• **PROBLEM DETAILS**
Copy every line of the listing that holds the string "ylabel".
┄┄┄┄┄┄┄┄┄┄
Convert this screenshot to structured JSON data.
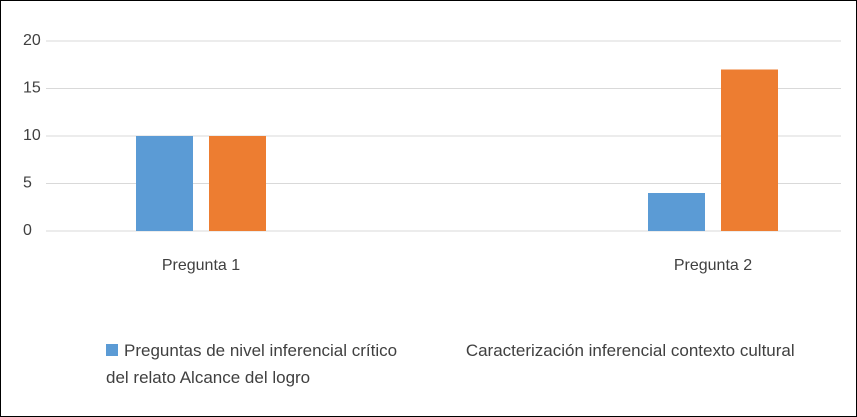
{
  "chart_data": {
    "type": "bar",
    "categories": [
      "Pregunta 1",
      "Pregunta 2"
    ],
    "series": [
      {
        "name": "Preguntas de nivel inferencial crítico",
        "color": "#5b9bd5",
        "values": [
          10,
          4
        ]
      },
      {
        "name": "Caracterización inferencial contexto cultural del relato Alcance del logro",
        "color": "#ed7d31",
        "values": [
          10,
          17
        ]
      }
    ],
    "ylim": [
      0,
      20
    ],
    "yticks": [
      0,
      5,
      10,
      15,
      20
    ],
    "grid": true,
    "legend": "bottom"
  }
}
┄┄┄┄┄┄┄┄┄┄
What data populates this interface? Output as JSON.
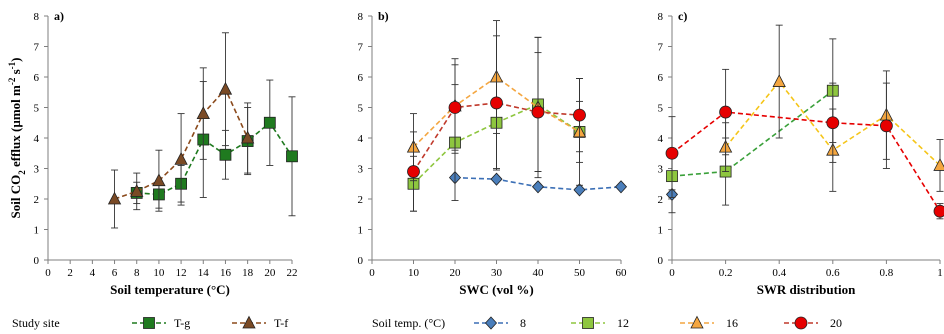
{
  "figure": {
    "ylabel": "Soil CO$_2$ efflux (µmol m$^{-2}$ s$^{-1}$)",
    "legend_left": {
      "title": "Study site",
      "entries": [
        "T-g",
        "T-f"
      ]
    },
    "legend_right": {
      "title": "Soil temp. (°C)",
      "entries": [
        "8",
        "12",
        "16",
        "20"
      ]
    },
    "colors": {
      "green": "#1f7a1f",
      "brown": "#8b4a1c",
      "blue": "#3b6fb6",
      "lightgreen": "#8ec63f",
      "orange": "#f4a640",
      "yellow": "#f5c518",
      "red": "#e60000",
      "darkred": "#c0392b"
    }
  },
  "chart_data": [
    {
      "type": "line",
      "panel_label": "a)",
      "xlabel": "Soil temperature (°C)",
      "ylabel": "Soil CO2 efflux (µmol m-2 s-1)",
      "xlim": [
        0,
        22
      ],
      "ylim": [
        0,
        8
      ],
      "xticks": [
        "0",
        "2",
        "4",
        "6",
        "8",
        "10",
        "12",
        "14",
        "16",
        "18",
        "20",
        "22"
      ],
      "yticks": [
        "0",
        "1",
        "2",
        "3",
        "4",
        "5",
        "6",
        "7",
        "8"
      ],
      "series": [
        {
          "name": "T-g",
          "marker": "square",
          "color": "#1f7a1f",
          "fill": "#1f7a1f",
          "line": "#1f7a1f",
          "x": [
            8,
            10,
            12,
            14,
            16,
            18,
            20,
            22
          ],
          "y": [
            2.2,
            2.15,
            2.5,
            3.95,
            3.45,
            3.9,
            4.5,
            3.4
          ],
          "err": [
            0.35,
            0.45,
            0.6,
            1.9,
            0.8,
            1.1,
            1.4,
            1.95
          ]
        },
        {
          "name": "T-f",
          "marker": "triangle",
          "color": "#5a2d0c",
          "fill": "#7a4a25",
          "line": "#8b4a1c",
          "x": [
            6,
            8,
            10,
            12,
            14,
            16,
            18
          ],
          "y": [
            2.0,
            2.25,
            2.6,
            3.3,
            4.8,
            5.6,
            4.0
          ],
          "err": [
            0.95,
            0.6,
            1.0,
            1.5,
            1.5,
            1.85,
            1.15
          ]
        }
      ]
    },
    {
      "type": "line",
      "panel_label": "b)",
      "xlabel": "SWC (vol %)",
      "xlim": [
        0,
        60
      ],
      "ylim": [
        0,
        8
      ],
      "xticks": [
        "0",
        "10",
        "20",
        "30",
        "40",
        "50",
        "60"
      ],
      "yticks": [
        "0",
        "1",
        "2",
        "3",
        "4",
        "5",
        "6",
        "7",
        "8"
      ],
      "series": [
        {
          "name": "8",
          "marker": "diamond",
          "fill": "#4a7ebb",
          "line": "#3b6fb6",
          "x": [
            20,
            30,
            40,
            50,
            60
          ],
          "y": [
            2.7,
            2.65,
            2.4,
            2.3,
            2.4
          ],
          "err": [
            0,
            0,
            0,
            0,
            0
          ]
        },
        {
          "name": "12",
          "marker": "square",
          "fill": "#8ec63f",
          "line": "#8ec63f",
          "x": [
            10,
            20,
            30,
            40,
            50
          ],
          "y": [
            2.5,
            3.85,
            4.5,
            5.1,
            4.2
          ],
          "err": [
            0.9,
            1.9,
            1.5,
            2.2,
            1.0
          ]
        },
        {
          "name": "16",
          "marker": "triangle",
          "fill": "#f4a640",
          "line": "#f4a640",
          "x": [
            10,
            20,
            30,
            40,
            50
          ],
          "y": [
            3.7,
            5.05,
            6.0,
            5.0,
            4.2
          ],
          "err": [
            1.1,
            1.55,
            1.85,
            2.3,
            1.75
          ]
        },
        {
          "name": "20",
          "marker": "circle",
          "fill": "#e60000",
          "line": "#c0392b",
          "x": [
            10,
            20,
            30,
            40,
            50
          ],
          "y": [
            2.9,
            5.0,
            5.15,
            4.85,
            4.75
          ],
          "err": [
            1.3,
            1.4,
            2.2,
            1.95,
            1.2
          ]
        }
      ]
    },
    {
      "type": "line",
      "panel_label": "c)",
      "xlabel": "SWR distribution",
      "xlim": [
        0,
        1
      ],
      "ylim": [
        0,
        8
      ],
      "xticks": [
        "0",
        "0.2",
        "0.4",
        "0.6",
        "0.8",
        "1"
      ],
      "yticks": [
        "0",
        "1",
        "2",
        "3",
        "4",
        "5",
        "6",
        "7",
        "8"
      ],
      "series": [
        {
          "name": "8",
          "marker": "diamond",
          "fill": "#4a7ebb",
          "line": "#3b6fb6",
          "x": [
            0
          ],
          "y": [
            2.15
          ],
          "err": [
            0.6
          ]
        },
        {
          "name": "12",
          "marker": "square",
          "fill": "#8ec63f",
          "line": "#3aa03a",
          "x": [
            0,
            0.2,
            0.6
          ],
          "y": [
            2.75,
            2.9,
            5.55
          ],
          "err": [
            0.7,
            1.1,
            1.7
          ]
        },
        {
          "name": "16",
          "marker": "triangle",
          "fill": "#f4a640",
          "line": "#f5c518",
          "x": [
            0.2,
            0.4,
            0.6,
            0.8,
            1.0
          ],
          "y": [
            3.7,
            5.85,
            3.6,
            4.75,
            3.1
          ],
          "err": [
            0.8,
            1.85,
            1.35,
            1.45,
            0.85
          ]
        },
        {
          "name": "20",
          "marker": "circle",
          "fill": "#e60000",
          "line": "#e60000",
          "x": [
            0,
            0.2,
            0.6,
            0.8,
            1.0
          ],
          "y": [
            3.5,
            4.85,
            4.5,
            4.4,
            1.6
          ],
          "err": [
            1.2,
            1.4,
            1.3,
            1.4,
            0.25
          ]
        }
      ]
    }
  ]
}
┄┄┄┄┄┄┄┄┄┄
• **RESPONSE TO THIS EXERCISE**
    "ylabel": "Soil CO$_2$ efflux (µmol m$^{-2}$ s$^{-1}$)",
      "ylabel": "Soil CO2 efflux (µmol m-2 s-1)",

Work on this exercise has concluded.